Goal
Leave out the pictures and copy the remaining records exactly.

Given data
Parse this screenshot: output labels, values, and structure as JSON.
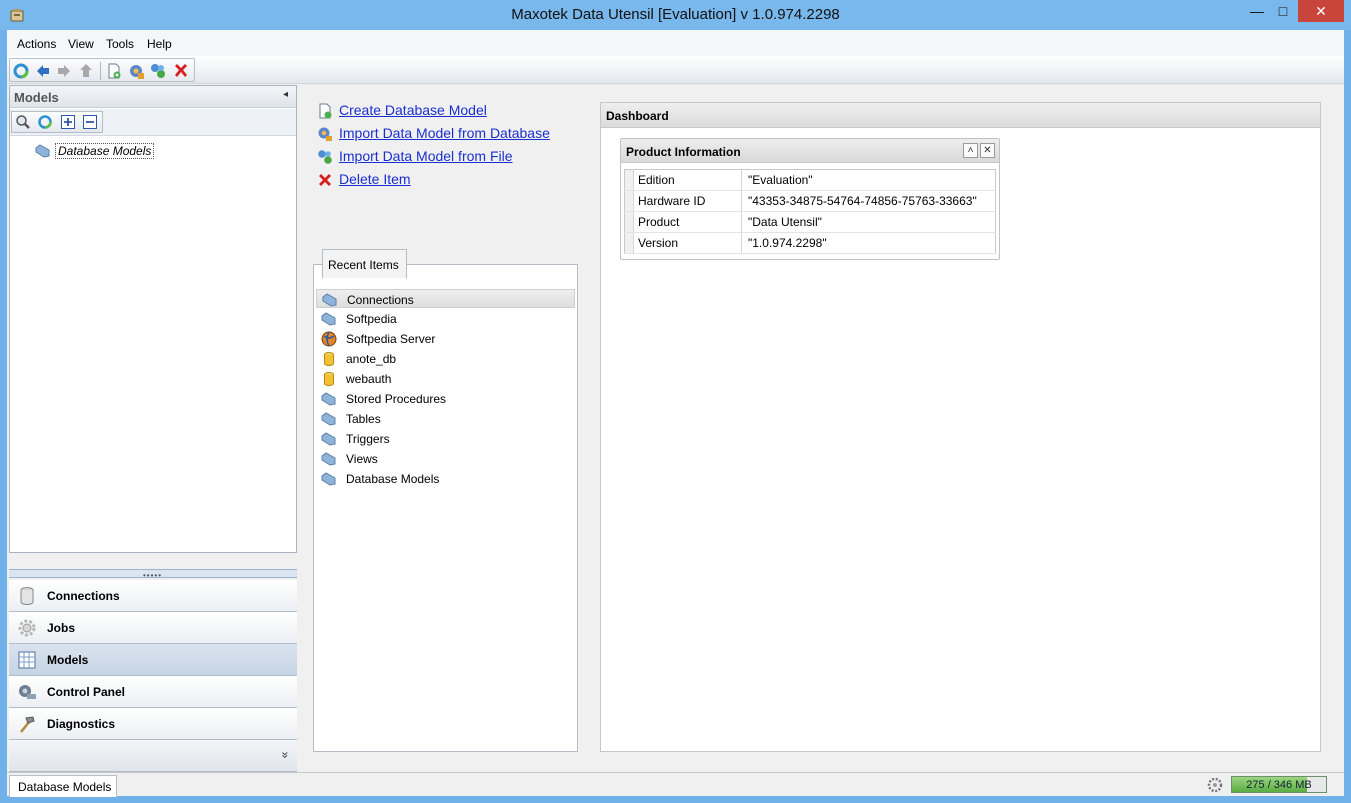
{
  "window": {
    "title": "Maxotek Data Utensil [Evaluation] v 1.0.974.2298",
    "minimize": "—",
    "maximize": "□",
    "close": "✕"
  },
  "menu": [
    "Actions",
    "View",
    "Tools",
    "Help"
  ],
  "toolbar": {
    "icons": [
      "refresh-icon",
      "back-arrow-icon",
      "forward-arrow-icon",
      "up-arrow-icon",
      "new-document-icon",
      "database-settings-icon",
      "puzzle-icon",
      "delete-icon"
    ]
  },
  "left_panel": {
    "title": "Models",
    "collapse_glyph": "◂",
    "tools": [
      "search-icon",
      "refresh-icon",
      "expand-all-icon",
      "collapse-all-icon"
    ],
    "tree": [
      {
        "label": "Database Models",
        "icon": "tag-icon"
      }
    ]
  },
  "splitter": {
    "grip": "•••••"
  },
  "nav": {
    "items": [
      {
        "label": "Connections",
        "icon": "database-icon",
        "active": false
      },
      {
        "label": "Jobs",
        "icon": "gear-icon",
        "active": false
      },
      {
        "label": "Models",
        "icon": "grid-icon",
        "active": true
      },
      {
        "label": "Control Panel",
        "icon": "control-panel-icon",
        "active": false
      },
      {
        "label": "Diagnostics",
        "icon": "hammer-icon",
        "active": false
      }
    ],
    "more_glyph": "»"
  },
  "actions": [
    {
      "label": "Create Database Model",
      "icon": "new-model-icon"
    },
    {
      "label": "Import Data Model from Database",
      "icon": "import-database-icon"
    },
    {
      "label": "Import Data Model from File",
      "icon": "import-file-icon"
    },
    {
      "label": "Delete Item",
      "icon": "delete-icon"
    }
  ],
  "recent": {
    "tab_label": "Recent Items",
    "items": [
      {
        "label": "Connections",
        "icon": "tag-icon",
        "selected": true
      },
      {
        "label": "Softpedia",
        "icon": "tag-icon",
        "selected": false
      },
      {
        "label": "Softpedia Server",
        "icon": "server-globe-icon",
        "selected": false
      },
      {
        "label": "anote_db",
        "icon": "database-cylinder-icon",
        "selected": false
      },
      {
        "label": "webauth",
        "icon": "database-cylinder-icon",
        "selected": false
      },
      {
        "label": "Stored Procedures",
        "icon": "tag-icon",
        "selected": false
      },
      {
        "label": "Tables",
        "icon": "tag-icon",
        "selected": false
      },
      {
        "label": "Triggers",
        "icon": "tag-icon",
        "selected": false
      },
      {
        "label": "Views",
        "icon": "tag-icon",
        "selected": false
      },
      {
        "label": "Database Models",
        "icon": "tag-icon",
        "selected": false
      }
    ]
  },
  "dashboard": {
    "title": "Dashboard",
    "product": {
      "title": "Product Information",
      "collapse_glyph": "˄",
      "close_glyph": "✕",
      "rows": [
        {
          "key": "Edition",
          "value": "\"Evaluation\""
        },
        {
          "key": "Hardware ID",
          "value": "\"43353-34875-54764-74856-75763-33663\""
        },
        {
          "key": "Product",
          "value": "\"Data Utensil\""
        },
        {
          "key": "Version",
          "value": "\"1.0.974.2298\""
        }
      ]
    }
  },
  "status": {
    "tab_label": "Database Models",
    "memory_text": "275 / 346 MB",
    "memory_fraction": 0.795
  },
  "colors": {
    "title_bar": "#79b8ed",
    "close_button": "#c7453b",
    "link": "#1a2fcf",
    "memory_fill": "#5cad43"
  }
}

Answer for this exercise
Parse this screenshot: output labels, values, and structure as JSON.
{
  "window": {
    "title": "Maxotek Data Utensil [Evaluation] v 1.0.974.2298",
    "minimize": "—",
    "maximize": "□",
    "close": "✕"
  },
  "menu": [
    "Actions",
    "View",
    "Tools",
    "Help"
  ],
  "toolbar": {
    "icons": [
      "refresh-icon",
      "back-arrow-icon",
      "forward-arrow-icon",
      "up-arrow-icon",
      "new-document-icon",
      "database-settings-icon",
      "puzzle-icon",
      "delete-icon"
    ]
  },
  "left_panel": {
    "title": "Models",
    "collapse_glyph": "◂",
    "tools": [
      "search-icon",
      "refresh-icon",
      "expand-all-icon",
      "collapse-all-icon"
    ],
    "tree": [
      {
        "label": "Database Models",
        "icon": "tag-icon"
      }
    ]
  },
  "splitter": {
    "grip": "•••••"
  },
  "nav": {
    "items": [
      {
        "label": "Connections",
        "icon": "database-icon",
        "active": false
      },
      {
        "label": "Jobs",
        "icon": "gear-icon",
        "active": false
      },
      {
        "label": "Models",
        "icon": "grid-icon",
        "active": true
      },
      {
        "label": "Control Panel",
        "icon": "control-panel-icon",
        "active": false
      },
      {
        "label": "Diagnostics",
        "icon": "hammer-icon",
        "active": false
      }
    ],
    "more_glyph": "»"
  },
  "actions": [
    {
      "label": "Create Database Model",
      "icon": "new-model-icon"
    },
    {
      "label": "Import Data Model from Database",
      "icon": "import-database-icon"
    },
    {
      "label": "Import Data Model from File",
      "icon": "import-file-icon"
    },
    {
      "label": "Delete Item",
      "icon": "delete-icon"
    }
  ],
  "recent": {
    "tab_label": "Recent Items",
    "items": [
      {
        "label": "Connections",
        "icon": "tag-icon",
        "selected": true
      },
      {
        "label": "Softpedia",
        "icon": "tag-icon",
        "selected": false
      },
      {
        "label": "Softpedia Server",
        "icon": "server-globe-icon",
        "selected": false
      },
      {
        "label": "anote_db",
        "icon": "database-cylinder-icon",
        "selected": false
      },
      {
        "label": "webauth",
        "icon": "database-cylinder-icon",
        "selected": false
      },
      {
        "label": "Stored Procedures",
        "icon": "tag-icon",
        "selected": false
      },
      {
        "label": "Tables",
        "icon": "tag-icon",
        "selected": false
      },
      {
        "label": "Triggers",
        "icon": "tag-icon",
        "selected": false
      },
      {
        "label": "Views",
        "icon": "tag-icon",
        "selected": false
      },
      {
        "label": "Database Models",
        "icon": "tag-icon",
        "selected": false
      }
    ]
  },
  "dashboard": {
    "title": "Dashboard",
    "product": {
      "title": "Product Information",
      "collapse_glyph": "˄",
      "close_glyph": "✕",
      "rows": [
        {
          "key": "Edition",
          "value": "\"Evaluation\""
        },
        {
          "key": "Hardware ID",
          "value": "\"43353-34875-54764-74856-75763-33663\""
        },
        {
          "key": "Product",
          "value": "\"Data Utensil\""
        },
        {
          "key": "Version",
          "value": "\"1.0.974.2298\""
        }
      ]
    }
  },
  "status": {
    "tab_label": "Database Models",
    "memory_text": "275 / 346 MB",
    "memory_fraction": 0.795
  },
  "colors": {
    "title_bar": "#79b8ed",
    "close_button": "#c7453b",
    "link": "#1a2fcf",
    "memory_fill": "#5cad43"
  }
}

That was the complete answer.